# What to do
Filter these entries, keeping only lines that hold the word "профи".

# Data section
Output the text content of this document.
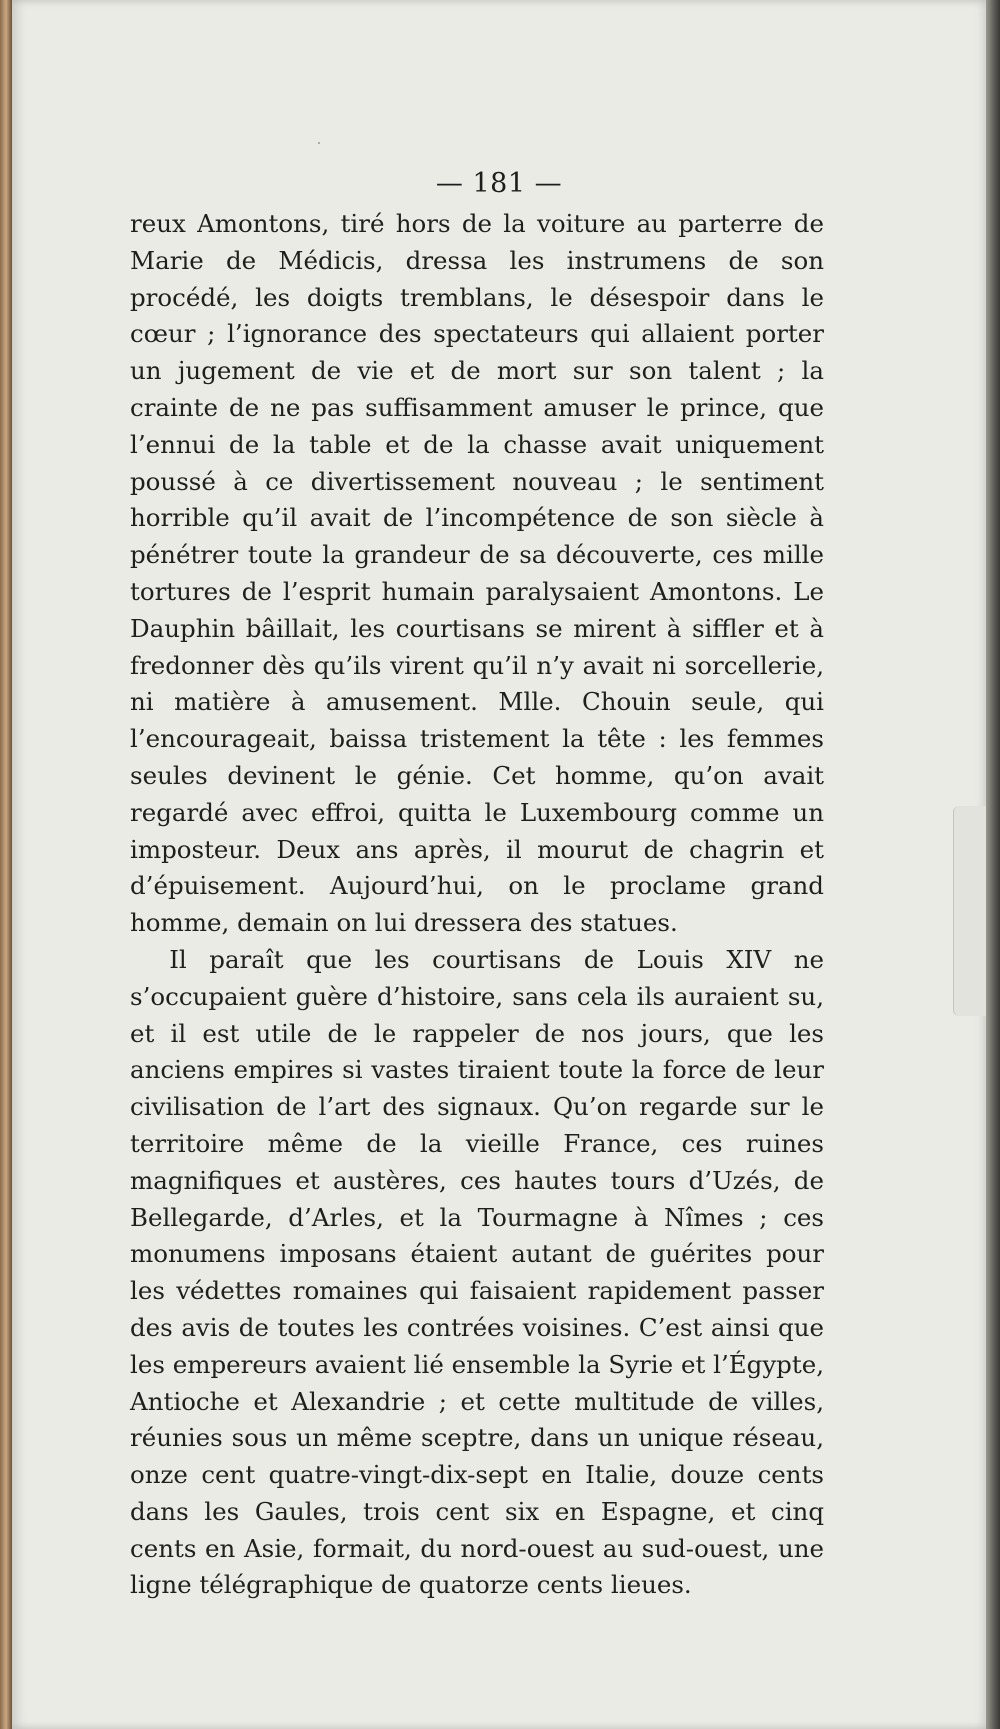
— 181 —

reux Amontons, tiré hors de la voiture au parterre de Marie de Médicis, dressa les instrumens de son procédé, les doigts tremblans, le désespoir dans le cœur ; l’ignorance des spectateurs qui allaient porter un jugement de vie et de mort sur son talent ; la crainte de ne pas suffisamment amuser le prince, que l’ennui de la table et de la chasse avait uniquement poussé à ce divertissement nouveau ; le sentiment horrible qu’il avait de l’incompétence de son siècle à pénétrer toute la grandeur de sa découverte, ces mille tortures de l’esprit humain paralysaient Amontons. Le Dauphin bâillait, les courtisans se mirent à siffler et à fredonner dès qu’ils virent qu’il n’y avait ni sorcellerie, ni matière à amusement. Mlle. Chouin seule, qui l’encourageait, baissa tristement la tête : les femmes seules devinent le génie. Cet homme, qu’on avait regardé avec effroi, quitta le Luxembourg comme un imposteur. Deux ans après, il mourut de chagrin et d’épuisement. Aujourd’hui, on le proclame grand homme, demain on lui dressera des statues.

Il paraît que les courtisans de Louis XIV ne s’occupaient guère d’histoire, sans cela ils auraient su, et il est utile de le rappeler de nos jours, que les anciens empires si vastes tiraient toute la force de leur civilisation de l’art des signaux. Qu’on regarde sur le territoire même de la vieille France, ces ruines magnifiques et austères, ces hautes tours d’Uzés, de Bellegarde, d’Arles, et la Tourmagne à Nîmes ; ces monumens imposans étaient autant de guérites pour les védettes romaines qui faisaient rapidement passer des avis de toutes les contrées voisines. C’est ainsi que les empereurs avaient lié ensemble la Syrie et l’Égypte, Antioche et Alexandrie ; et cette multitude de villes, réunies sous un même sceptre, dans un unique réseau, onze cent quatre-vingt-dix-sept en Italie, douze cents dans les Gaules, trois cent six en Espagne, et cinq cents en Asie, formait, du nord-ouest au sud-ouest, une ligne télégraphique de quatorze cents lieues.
==
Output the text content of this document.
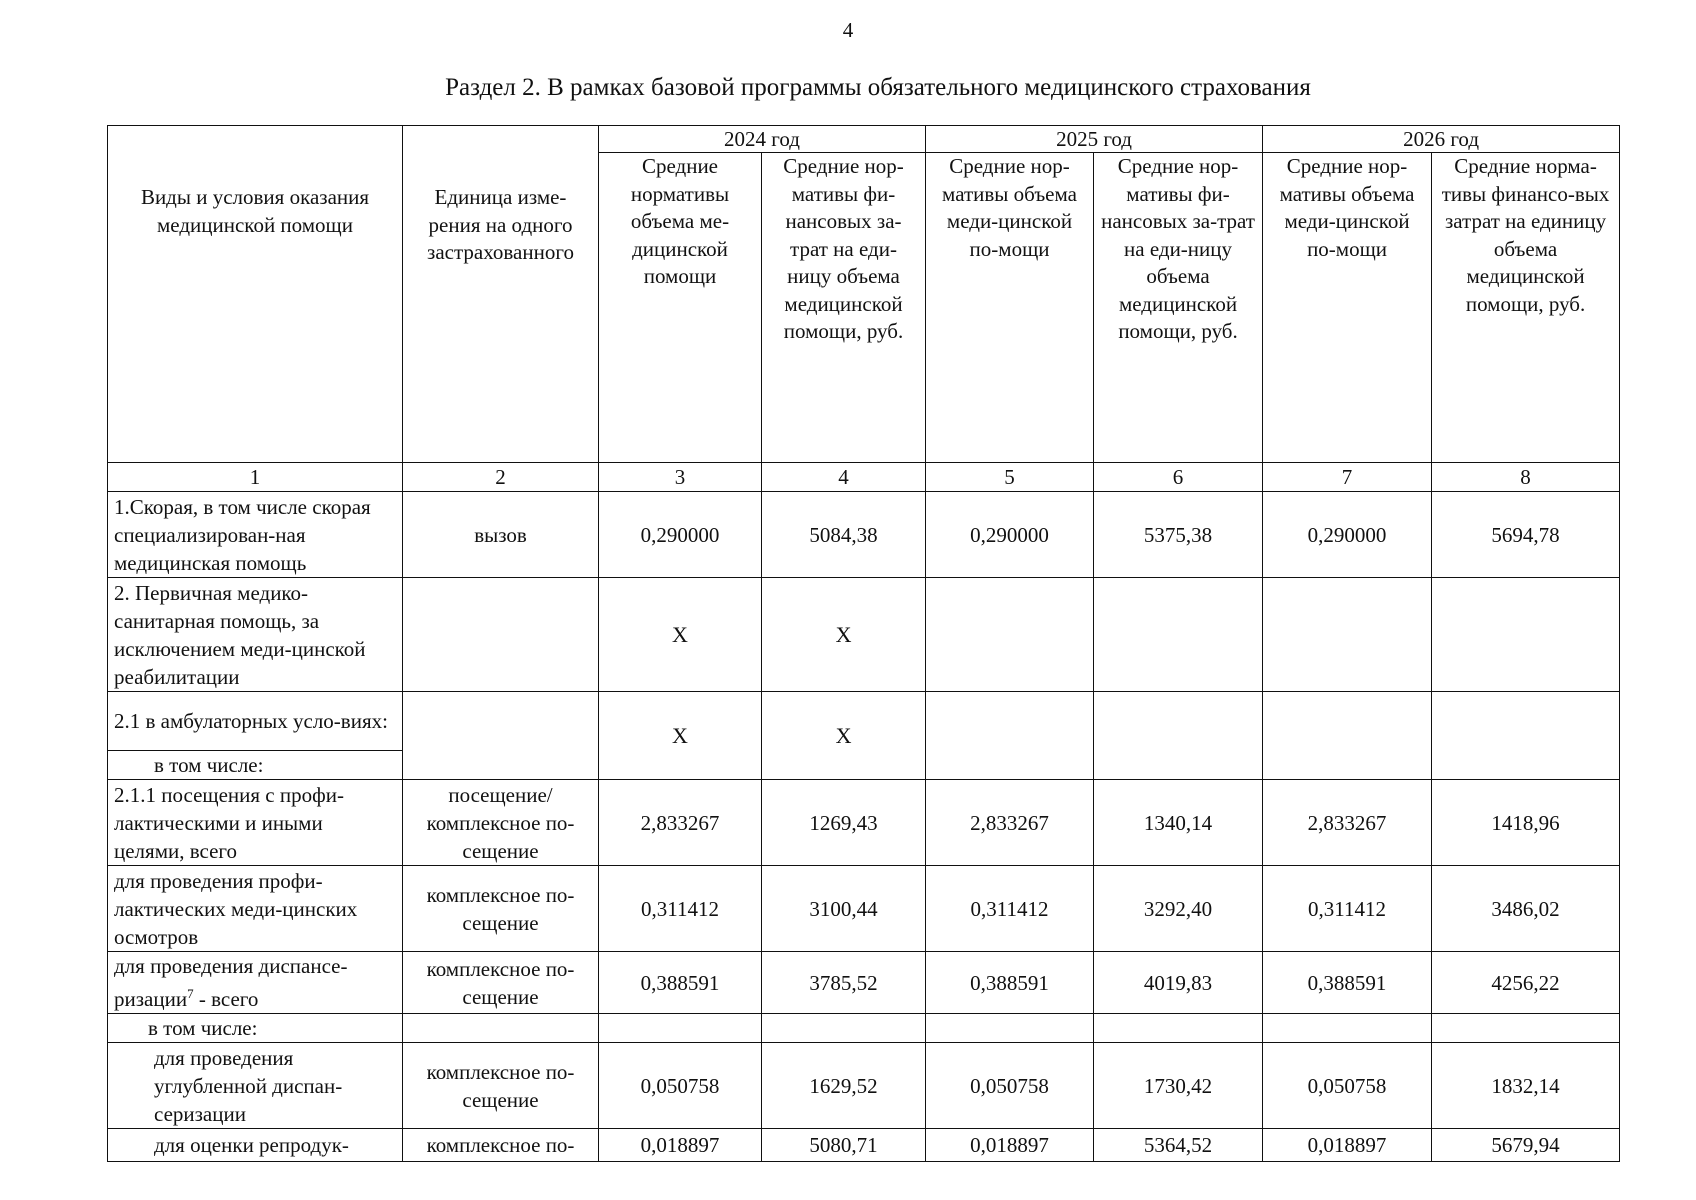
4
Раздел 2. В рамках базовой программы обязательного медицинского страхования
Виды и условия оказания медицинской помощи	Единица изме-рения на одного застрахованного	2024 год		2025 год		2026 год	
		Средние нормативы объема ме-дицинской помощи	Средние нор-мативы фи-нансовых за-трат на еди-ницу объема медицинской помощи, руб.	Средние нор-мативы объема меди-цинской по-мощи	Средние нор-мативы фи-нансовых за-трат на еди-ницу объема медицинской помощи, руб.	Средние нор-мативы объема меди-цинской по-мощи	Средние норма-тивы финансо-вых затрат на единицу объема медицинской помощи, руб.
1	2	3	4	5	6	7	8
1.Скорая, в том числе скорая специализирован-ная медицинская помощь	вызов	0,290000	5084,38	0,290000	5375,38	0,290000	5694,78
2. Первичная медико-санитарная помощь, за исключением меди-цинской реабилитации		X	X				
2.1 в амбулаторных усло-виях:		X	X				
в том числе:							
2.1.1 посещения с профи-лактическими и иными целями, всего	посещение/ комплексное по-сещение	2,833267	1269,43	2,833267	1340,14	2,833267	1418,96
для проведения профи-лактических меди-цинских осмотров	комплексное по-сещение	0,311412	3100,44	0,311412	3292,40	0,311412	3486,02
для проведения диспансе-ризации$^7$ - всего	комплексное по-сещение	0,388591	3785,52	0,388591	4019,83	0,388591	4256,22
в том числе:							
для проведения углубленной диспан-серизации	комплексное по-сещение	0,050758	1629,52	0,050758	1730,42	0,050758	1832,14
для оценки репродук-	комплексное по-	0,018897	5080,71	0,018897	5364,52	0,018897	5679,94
==
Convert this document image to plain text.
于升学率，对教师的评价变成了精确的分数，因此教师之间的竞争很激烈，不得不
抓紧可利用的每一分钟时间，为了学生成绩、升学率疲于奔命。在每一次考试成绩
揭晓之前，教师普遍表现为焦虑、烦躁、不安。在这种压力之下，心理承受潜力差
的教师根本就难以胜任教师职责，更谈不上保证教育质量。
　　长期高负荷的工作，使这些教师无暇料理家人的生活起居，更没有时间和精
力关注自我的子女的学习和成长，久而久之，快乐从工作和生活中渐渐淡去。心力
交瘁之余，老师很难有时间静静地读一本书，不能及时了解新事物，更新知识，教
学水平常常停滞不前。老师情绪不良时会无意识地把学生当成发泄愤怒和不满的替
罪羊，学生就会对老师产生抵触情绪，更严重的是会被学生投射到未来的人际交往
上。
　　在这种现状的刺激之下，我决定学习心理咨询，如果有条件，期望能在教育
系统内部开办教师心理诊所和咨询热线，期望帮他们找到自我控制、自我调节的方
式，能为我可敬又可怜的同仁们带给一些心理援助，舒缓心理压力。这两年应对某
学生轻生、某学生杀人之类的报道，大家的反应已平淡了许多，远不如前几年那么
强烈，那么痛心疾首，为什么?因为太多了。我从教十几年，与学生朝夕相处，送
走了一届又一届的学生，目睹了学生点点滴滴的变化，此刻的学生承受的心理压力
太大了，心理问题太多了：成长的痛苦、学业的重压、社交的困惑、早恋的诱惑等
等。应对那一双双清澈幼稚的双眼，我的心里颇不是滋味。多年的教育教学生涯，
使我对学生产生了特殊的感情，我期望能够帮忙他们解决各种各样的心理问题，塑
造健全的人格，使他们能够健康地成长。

# Answer
2.1.1 посещения с профи-лактическими и иными целями, всего	посещение/ комплексное по-сещение	2,833267	1269,43	2,833267	1340,14	2,833267	1418,96
для проведения профи-лактических меди-цинских осмотров	комплексное по-сещение	0,311412	3100,44	0,311412	3292,40	0,311412	3486,02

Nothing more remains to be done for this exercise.